> _What to do_
Duplicate the rows running from the start of the records through the line that contains "close-icon — [64, 587, 90, 613]", both ends included.

> _Excerpted data_
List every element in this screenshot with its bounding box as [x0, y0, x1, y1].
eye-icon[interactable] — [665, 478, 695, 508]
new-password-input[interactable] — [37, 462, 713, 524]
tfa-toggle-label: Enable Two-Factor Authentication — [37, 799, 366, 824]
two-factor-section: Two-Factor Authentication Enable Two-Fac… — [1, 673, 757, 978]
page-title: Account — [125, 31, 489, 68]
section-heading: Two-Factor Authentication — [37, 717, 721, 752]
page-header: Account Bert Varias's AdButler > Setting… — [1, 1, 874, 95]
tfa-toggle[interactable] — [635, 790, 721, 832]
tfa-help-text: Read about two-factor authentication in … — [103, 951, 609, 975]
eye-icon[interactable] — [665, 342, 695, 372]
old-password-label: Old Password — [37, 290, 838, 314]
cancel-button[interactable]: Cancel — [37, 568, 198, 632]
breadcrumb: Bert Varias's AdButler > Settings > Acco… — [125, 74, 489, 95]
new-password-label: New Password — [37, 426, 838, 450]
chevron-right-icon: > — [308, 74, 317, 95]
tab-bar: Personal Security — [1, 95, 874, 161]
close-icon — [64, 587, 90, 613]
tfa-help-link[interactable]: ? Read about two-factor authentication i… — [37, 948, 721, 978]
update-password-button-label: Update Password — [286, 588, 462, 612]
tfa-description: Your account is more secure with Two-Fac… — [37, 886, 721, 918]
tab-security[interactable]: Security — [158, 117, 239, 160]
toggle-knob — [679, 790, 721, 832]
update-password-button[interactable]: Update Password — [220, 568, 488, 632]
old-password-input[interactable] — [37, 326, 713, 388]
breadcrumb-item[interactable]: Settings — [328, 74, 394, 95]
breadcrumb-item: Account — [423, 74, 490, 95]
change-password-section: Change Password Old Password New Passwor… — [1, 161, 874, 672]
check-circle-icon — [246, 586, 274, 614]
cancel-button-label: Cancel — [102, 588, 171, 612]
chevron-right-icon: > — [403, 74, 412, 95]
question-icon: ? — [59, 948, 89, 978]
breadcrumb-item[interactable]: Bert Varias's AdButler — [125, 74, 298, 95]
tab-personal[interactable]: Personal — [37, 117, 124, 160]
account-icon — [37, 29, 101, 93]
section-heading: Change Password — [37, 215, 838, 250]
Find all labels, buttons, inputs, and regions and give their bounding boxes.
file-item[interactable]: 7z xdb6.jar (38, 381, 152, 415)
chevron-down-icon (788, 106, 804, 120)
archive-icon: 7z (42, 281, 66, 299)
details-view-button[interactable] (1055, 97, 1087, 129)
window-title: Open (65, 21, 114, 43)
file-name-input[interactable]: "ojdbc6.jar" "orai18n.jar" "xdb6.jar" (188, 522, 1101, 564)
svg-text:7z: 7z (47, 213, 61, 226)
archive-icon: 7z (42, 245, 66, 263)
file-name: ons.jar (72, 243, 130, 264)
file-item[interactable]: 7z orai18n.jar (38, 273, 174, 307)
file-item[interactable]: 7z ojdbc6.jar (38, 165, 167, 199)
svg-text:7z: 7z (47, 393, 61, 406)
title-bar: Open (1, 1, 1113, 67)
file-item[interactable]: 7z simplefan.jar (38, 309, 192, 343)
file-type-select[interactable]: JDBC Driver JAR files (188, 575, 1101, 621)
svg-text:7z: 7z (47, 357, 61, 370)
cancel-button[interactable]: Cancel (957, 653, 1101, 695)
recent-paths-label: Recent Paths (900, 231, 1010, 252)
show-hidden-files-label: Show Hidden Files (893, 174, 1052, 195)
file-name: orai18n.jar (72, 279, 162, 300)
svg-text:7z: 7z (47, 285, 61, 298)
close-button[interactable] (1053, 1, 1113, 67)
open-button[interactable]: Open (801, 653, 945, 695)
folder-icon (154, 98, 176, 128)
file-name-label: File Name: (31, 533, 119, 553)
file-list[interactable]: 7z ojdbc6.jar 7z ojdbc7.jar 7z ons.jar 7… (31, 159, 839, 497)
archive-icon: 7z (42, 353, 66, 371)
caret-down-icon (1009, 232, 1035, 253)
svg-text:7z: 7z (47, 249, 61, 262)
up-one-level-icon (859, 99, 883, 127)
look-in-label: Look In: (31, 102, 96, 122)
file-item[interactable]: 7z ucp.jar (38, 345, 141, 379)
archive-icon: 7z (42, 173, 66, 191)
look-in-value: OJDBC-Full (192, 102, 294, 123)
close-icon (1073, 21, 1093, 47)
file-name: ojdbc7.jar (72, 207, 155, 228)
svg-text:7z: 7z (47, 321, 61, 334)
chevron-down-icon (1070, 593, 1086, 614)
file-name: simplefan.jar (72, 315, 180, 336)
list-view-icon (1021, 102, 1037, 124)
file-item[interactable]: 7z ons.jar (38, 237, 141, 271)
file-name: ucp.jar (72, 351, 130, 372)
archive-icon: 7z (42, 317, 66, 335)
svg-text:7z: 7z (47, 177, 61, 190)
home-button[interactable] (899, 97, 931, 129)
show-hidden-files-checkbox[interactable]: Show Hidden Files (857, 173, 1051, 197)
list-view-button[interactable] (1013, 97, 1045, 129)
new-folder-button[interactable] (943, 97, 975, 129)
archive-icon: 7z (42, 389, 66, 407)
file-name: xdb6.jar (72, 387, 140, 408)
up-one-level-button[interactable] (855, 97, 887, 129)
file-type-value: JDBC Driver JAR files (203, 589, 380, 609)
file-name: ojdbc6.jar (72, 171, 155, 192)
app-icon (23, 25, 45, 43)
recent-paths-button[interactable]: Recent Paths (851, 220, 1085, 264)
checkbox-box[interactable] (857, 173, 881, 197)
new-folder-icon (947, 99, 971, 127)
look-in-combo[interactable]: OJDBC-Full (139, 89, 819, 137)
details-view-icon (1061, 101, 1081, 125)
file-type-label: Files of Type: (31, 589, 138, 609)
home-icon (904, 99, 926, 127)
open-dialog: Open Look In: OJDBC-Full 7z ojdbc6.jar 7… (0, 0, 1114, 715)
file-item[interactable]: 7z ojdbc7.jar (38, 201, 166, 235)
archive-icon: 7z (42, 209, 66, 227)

> _Written answer_
List every element in this screenshot with its bounding box as [x0, y0, x1, y1].
eye-icon[interactable] — [665, 478, 695, 508]
new-password-input[interactable] — [37, 462, 713, 524]
tfa-toggle-label: Enable Two-Factor Authentication — [37, 799, 366, 824]
two-factor-section: Two-Factor Authentication Enable Two-Fac… — [1, 673, 757, 978]
page-title: Account — [125, 31, 489, 68]
section-heading: Two-Factor Authentication — [37, 717, 721, 752]
page-header: Account Bert Varias's AdButler > Setting… — [1, 1, 874, 95]
tfa-toggle[interactable] — [635, 790, 721, 832]
tfa-help-text: Read about two-factor authentication in … — [103, 951, 609, 975]
eye-icon[interactable] — [665, 342, 695, 372]
old-password-label: Old Password — [37, 290, 838, 314]
cancel-button[interactable]: Cancel — [37, 568, 198, 632]
breadcrumb: Bert Varias's AdButler > Settings > Acco… — [125, 74, 489, 95]
new-password-label: New Password — [37, 426, 838, 450]
chevron-right-icon: > — [308, 74, 317, 95]
tab-bar: Personal Security — [1, 95, 874, 161]
close-icon — [64, 587, 90, 613]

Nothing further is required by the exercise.